===== Source passage

Adequate sleep benefits workers and employers
We all need it, even crave it, but many of us find it difficult to get the recommended amount for our health: it is sleep. Healthy People 2020, which outlines the national health goals for the next decade, recommends that adults get 7 or more hours of sleep each day. After reviewing the evidence, the American Academy of Sleep Medicine, the Sleep Research Society, the National Sleep Foundation, and the American Thoracic Society all conclude most adults need 7-9 hours of sleep each day for optimum health. For some people, however, long hours or shift work—working during nighttime hours—make getting adequate sleep regularly difficult. As part of its long-standing commitment to reducing potential health and safety risks associated with demanding work hours, NIOSH studies the factors that contribute to inadequate sleep among workers and how to address them in the context of work schedules.
By organizing work schedules to allow workers enough time for adequate sleep, both employers and workers benefit, according to a recent NIOSH literature review published in the Journal of Women’s Health. Numerous scientific studies link adequate sleep to mental health, weight control, safety, and a stronger immune system. Under its Research to Practice, or r2p, initiative, NIOSH develops training and other materials for workers and employers in various industries to reduce the risks from inadequate sleep. These materials include a comprehensive online course for nurses, who often must work shift hours, and training for emergency responders on reducing risks associated with long work hours (see links below).

==========
===== Available data

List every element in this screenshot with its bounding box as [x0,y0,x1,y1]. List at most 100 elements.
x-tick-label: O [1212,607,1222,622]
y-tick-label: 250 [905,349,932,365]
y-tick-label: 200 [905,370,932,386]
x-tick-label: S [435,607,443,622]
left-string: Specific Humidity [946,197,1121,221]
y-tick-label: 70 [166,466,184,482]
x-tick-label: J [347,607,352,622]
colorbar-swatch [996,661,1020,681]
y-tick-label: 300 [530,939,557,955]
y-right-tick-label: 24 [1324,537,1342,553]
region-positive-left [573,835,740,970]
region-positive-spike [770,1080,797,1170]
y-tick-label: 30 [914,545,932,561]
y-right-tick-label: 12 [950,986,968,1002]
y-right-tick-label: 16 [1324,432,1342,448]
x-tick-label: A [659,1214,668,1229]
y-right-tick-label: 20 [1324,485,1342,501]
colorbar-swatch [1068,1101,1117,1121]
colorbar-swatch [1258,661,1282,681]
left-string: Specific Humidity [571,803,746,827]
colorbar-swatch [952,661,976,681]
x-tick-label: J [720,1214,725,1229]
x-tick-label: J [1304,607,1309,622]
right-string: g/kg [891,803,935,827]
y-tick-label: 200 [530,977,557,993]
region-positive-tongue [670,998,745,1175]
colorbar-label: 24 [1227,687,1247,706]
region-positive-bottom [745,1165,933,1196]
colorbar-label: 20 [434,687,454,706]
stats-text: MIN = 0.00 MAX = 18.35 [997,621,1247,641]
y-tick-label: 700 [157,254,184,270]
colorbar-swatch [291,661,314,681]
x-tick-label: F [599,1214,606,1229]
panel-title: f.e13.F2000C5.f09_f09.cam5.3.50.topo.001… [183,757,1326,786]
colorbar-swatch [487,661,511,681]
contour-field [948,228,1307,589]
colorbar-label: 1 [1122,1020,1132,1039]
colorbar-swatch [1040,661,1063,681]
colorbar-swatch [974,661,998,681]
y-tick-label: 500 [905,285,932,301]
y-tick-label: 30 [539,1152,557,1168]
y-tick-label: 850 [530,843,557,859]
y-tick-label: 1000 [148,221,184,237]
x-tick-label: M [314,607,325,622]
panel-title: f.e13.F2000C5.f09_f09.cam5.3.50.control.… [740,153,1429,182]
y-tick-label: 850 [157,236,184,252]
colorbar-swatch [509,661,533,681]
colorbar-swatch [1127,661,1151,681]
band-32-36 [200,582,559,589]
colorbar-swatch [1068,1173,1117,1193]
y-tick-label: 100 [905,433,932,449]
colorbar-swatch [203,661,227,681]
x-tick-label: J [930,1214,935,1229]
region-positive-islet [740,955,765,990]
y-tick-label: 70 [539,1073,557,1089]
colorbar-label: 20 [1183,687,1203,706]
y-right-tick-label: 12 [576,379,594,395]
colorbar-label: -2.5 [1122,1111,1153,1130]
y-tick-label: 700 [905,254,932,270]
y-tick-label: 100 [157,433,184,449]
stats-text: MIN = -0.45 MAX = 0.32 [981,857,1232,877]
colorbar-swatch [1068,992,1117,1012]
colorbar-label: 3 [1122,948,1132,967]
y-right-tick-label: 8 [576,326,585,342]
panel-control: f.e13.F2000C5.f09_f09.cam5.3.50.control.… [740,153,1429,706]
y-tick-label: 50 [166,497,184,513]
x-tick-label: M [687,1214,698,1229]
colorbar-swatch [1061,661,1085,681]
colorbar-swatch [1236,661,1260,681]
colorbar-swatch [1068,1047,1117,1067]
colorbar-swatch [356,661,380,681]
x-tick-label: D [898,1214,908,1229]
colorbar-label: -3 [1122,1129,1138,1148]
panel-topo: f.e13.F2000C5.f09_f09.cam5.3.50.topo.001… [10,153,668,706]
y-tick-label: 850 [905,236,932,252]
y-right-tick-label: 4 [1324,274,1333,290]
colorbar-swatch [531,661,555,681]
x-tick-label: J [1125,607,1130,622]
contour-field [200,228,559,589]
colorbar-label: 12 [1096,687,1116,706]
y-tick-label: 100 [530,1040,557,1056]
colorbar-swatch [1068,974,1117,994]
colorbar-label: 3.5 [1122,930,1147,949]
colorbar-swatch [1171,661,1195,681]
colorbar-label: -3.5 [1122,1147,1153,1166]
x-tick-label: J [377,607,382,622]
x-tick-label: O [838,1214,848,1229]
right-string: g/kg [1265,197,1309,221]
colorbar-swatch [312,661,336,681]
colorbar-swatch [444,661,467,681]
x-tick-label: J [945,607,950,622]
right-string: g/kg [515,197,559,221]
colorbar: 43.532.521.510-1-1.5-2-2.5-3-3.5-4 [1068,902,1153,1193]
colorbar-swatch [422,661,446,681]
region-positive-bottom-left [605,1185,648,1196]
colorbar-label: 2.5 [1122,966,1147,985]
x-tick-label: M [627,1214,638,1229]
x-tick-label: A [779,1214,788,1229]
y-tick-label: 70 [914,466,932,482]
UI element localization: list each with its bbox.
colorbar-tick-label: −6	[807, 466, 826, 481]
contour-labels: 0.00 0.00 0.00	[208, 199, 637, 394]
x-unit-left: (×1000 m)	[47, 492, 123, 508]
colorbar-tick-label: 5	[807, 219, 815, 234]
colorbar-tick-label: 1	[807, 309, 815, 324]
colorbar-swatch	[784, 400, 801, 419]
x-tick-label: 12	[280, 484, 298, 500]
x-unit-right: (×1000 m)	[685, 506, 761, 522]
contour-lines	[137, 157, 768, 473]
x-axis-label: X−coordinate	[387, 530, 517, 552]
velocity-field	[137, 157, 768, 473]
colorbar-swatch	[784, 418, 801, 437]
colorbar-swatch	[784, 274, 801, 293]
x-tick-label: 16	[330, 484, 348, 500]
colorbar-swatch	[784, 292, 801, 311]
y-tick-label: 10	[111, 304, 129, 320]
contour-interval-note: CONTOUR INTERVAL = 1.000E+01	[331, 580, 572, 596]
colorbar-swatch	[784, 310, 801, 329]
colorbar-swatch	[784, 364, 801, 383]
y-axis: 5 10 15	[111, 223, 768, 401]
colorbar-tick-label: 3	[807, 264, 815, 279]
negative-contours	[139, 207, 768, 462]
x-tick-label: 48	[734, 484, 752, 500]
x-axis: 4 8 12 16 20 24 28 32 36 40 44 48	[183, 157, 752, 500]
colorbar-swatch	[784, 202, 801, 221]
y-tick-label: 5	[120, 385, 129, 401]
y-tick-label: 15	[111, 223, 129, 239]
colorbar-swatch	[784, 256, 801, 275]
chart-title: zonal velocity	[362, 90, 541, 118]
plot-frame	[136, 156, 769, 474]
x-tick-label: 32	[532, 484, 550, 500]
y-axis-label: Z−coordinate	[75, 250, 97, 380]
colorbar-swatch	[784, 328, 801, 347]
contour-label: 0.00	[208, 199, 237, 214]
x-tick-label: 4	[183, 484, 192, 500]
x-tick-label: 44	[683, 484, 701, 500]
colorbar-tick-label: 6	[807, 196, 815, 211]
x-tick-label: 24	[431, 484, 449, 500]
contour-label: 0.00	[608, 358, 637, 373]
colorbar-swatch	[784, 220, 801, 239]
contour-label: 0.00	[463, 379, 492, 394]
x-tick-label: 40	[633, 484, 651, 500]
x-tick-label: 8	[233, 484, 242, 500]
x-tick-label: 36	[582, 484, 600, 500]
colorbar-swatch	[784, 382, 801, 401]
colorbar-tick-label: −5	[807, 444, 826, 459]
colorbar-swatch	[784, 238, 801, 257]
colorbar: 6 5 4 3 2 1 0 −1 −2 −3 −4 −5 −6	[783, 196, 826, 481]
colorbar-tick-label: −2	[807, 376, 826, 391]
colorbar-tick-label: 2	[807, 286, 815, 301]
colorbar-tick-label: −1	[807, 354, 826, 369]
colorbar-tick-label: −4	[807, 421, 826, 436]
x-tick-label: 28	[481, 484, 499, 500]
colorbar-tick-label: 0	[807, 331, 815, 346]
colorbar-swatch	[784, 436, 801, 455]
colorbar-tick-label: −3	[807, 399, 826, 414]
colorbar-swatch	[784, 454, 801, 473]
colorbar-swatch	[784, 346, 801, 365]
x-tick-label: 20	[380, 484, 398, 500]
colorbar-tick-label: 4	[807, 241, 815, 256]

==========

What you need to do:
1) According to the article on adequate sleep, in which journal was the recent NIOSH literature review published?
2) Repeat the portion of the article on adequate sleep starting with "By organizing work" and going on through "(see links below).".
3) Go on with the article on adequate sleep from the point at which it stops.
These entries come from a separate source.

Task answers:
1) The Journal of Women’s Health.

2)
By organizing work schedules to allow workers enough time for adequate sleep, both employers and workers benefit, according to a recent NIOSH literature review published in the Journal of Women’s Health. Numerous scientific studies link adequate sleep to mental health, weight control, safety, and a stronger immune system. Under its Research to Practice, or r2p, initiative, NIOSH develops training and other materials for workers and employers in various industries to reduce the risks from inadequate sleep. These materials include a comprehensive online course for nurses, who often must work shift hours, and training for emergency responders on reducing risks associated with long work hours (see links below).

3)
Work and personal demands may prevent some workers from getting enough sleep. Working women, in particular, may have jobs that contribute to inadequate sleep, the review found. In the United States, an estimated 12% to 28% of working women are on various shift-work schedules, and about 12% work more than 48 hours per week. Almost 29% of working women in the United States reported sleeping 6 or fewer hours per day, according to 2004-2007 from the Centers for Disease Control and Prevention’s National Health Interview Survey.
Studies show that inadequate sleep and disruption to circadian rhythms from shift work and long work hours are associated with many health and safety risks, including premature death, obesity, vehicle crashes, worker errors, heart disease, diabetes, cancer, and negative reproductive outcomes. Fatigue and poor mood from sleep deprivation can also lead to less quality time with family and friends. In addition, fatigue-associated errors, which could have serious consequences, can occur. To help prevent risks associated with inadequate sleep, the NIOSH website provides free materials to help employers to organize work and work schedules and workers to organize their personal lives for adequate sleep.